- _Written task_
Reproduce all entries word for word.

□ □ □ □ □ □ □

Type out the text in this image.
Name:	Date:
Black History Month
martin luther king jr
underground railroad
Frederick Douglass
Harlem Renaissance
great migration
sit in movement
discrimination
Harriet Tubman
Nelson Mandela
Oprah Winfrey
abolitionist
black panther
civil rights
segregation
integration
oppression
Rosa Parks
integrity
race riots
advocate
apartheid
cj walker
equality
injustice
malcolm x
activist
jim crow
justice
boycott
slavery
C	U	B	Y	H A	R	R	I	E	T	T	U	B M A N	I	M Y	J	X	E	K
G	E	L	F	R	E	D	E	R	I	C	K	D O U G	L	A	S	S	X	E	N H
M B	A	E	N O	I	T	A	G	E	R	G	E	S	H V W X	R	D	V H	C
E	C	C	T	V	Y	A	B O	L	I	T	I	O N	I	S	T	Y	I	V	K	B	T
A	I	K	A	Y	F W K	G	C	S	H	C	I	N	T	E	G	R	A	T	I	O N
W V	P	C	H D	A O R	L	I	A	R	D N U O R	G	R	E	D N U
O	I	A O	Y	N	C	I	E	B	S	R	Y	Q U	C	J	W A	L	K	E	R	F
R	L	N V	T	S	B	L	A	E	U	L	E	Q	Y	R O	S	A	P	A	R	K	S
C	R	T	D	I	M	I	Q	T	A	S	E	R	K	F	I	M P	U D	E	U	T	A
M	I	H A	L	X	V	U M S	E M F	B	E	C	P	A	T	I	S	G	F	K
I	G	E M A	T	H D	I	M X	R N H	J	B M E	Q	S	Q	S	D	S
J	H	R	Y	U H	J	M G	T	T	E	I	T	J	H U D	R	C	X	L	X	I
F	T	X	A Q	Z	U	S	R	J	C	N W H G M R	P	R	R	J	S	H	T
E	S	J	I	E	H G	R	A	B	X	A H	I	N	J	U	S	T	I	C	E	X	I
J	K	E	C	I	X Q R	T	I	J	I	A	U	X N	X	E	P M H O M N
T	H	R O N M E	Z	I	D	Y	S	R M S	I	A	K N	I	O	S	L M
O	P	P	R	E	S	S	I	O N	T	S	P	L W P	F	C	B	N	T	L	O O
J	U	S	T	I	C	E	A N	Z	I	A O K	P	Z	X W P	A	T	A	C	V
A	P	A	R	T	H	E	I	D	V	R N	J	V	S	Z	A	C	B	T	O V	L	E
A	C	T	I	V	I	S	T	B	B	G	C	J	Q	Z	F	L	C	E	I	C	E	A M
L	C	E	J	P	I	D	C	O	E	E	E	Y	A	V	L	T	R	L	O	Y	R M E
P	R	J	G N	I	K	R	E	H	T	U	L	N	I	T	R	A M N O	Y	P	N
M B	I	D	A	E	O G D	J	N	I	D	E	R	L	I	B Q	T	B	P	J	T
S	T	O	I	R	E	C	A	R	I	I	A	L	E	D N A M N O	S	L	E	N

□ □ □ □ □ □ □

- _Solution to the problem_
Type out the text in this image.
Name:	Date:
Black History Month
martin luther king jr
underground railroad
Frederick Douglass
Harlem Renaissance
great migration
sit in movement
discrimination
Harriet Tubman
Nelson Mandela
Oprah Winfrey
abolitionist
black panther
civil rights
segregation
integration
oppression
Rosa Parks
integrity
race riots
advocate
apartheid
cj walker
equality
injustice
malcolm x
activist
jim crow
justice
boycott
slavery
C	U	B	Y	H A	R	R	I	E	T	T	U	B M A N	I	M Y	J	X	E	K
G	E	L	F	R	E	D	E	R	I	C	K	D O U G	L	A	S	S	X	E	N H
M B	A	E	N O	I	T	A	G	E	R	G	E	S	H V W X	R	D	V H	C
E	C	C	T	V	Y	A	B O	L	I	T	I	O N	I	S	T	Y	I	V	K	B	T
A	I	K	A	Y	F W K	G	C	S	H	C	I	N	T	E	G	R	A	T	I	O N
W V	P	C	H D	A O R	L	I	A	R	D N U O R	G	R	E	D N U
O	I	A O	Y	N	C	I	E	B	S	R	Y	Q U	C	J	W A	L	K	E	R	F
R	L	N V	T	S	B	L	A	E	U	L	E	Q	Y	R O	S	A	P	A	R	K	S
C	R	T	D	I	M	I	Q	T	A	S	E	R	K	F	I	M P	U D	E	U	T	A
M	I	H A	L	X	V	U M S	E M F	B	E	C	P	A	T	I	S	G	F	K
I	G	E M A	T	H D	I	M X	R N H	J	B M E	Q	S	Q	S	D	S
J	H	R	Y	U H	J	M G	T	T	E	I	T	J	H U D	R	C	X	L	X	I
F	T	X	A Q	Z	U	S	R	J	C	N W H G M R	P	R	R	J	S	H	T
E	S	J	I	E	H G	R	A	B	X	A H	I	N	J	U	S	T	I	C	E	X	I
J	K	E	C	I	X Q R	T	I	J	I	A	U	X N	X	E	P M H O M N
T	H	R O N M E	Z	I	D	Y	S	R M S	I	A	K N	I	O	S	L M
O	P	P	R	E	S	S	I	O N	T	S	P	L W P	F	C	B	N	T	L	O O
J	U	S	T	I	C	E	A N	Z	I	A O K	P	Z	X W P	A	T	A	C	V
A	P	A	R	T	H	E	I	D	V	R N	J	V	S	Z	A	C	B	T	O V	L	E
A	C	T	I	V	I	S	T	B	B	G	C	J	Q	Z	F	L	C	E	I	C	E	A M
L	C	E	J	P	I	D	C	O	E	E	E	Y	A	V	L	T	R	L	O	Y	R M E
P	R	J	G N	I	K	R	E	H	T	U	L	N	I	T	R	A M N O	Y	P	N
M B	I	D	A	E	O G D	J	N	I	D	E	R	L	I	B Q	T	B	P	J	T
S	T	O	I	R	E	C	A	R	I	I	A	L	E	D N A M N O	S	L	E	N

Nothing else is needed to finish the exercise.